● **DATASET EXCERPTS**:
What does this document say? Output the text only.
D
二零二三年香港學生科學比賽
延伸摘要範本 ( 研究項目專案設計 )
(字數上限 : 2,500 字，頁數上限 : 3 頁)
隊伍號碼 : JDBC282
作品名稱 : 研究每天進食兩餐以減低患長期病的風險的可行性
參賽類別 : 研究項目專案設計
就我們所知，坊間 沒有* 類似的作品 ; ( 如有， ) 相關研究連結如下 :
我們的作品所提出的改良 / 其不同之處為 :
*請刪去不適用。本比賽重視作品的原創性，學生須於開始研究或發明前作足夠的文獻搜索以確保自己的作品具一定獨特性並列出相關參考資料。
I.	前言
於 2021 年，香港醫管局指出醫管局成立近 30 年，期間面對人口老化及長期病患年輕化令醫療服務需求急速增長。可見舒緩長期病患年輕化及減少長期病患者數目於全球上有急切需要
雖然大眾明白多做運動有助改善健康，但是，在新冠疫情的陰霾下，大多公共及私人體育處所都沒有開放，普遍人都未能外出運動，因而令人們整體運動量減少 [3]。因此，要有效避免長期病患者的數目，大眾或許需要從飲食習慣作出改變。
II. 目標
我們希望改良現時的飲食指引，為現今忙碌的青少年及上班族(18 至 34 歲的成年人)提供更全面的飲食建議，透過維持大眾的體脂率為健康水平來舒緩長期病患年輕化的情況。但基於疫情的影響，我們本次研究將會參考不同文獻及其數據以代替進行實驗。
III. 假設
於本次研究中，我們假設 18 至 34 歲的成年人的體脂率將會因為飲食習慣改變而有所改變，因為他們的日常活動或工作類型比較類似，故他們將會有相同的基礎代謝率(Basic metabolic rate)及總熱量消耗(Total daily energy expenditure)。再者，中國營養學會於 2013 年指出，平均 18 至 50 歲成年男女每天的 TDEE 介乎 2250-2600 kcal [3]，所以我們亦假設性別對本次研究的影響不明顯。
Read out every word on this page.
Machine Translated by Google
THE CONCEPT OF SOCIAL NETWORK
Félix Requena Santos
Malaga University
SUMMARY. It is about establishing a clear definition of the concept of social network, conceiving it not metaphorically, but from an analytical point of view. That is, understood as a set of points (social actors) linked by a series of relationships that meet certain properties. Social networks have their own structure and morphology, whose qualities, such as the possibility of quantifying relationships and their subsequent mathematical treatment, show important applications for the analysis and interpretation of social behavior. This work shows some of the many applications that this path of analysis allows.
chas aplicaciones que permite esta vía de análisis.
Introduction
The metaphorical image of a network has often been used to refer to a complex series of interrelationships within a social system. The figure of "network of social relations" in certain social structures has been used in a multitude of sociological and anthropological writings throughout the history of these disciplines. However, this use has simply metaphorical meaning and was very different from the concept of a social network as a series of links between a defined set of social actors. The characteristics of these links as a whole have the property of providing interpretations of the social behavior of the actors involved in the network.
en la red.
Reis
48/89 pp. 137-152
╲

● **GIVEN REQUEST**: Print every record exactly as it was given.

● **RESULT FOR THIS TASK**:
What does this document say? Output the text only.
D
二零二三年香港學生科學比賽
延伸摘要範本 ( 研究項目專案設計 )
(字數上限 : 2,500 字，頁數上限 : 3 頁)
隊伍號碼 : JDBC282
作品名稱 : 研究每天進食兩餐以減低患長期病的風險的可行性
參賽類別 : 研究項目專案設計
就我們所知，坊間 沒有* 類似的作品 ; ( 如有， ) 相關研究連結如下 :
我們的作品所提出的改良 / 其不同之處為 :
*請刪去不適用。本比賽重視作品的原創性，學生須於開始研究或發明前作足夠的文獻搜索以確保自己的作品具一定獨特性並列出相關參考資料。
I.	前言
於 2021 年，香港醫管局指出醫管局成立近 30 年，期間面對人口老化及長期病患年輕化令醫療服務需求急速增長。可見舒緩長期病患年輕化及減少長期病患者數目於全球上有急切需要
雖然大眾明白多做運動有助改善健康，但是，在新冠疫情的陰霾下，大多公共及私人體育處所都沒有開放，普遍人都未能外出運動，因而令人們整體運動量減少 [3]。因此，要有效避免長期病患者的數目，大眾或許需要從飲食習慣作出改變。
II. 目標
我們希望改良現時的飲食指引，為現今忙碌的青少年及上班族(18 至 34 歲的成年人)提供更全面的飲食建議，透過維持大眾的體脂率為健康水平來舒緩長期病患年輕化的情況。但基於疫情的影響，我們本次研究將會參考不同文獻及其數據以代替進行實驗。
III. 假設
於本次研究中，我們假設 18 至 34 歲的成年人的體脂率將會因為飲食習慣改變而有所改變，因為他們的日常活動或工作類型比較類似，故他們將會有相同的基礎代謝率(Basic metabolic rate)及總熱量消耗(Total daily energy expenditure)。再者，中國營養學會於 2013 年指出，平均 18 至 50 歲成年男女每天的 TDEE 介乎 2250-2600 kcal [3]，所以我們亦假設性別對本次研究的影響不明顯。
Read out every word on this page.
Machine Translated by Google
THE CONCEPT OF SOCIAL NETWORK
Félix Requena Santos
Malaga University
SUMMARY. It is about establishing a clear definition of the concept of social network, conceiving it not metaphorically, but from an analytical point of view. That is, understood as a set of points (social actors) linked by a series of relationships that meet certain properties. Social networks have their own structure and morphology, whose qualities, such as the possibility of quantifying relationships and their subsequent mathematical treatment, show important applications for the analysis and interpretation of social behavior. This work shows some of the many applications that this path of analysis allows.
chas aplicaciones que permite esta vía de análisis.
Introduction
The metaphorical image of a network has often been used to refer to a complex series of interrelationships within a social system. The figure of "network of social relations" in certain social structures has been used in a multitude of sociological and anthropological writings throughout the history of these disciplines. However, this use has simply metaphorical meaning and was very different from the concept of a social network as a series of links between a defined set of social actors. The characteristics of these links as a whole have the property of providing interpretations of the social behavior of the actors involved in the network.
en la red.
Reis
48/89 pp. 137-152
╲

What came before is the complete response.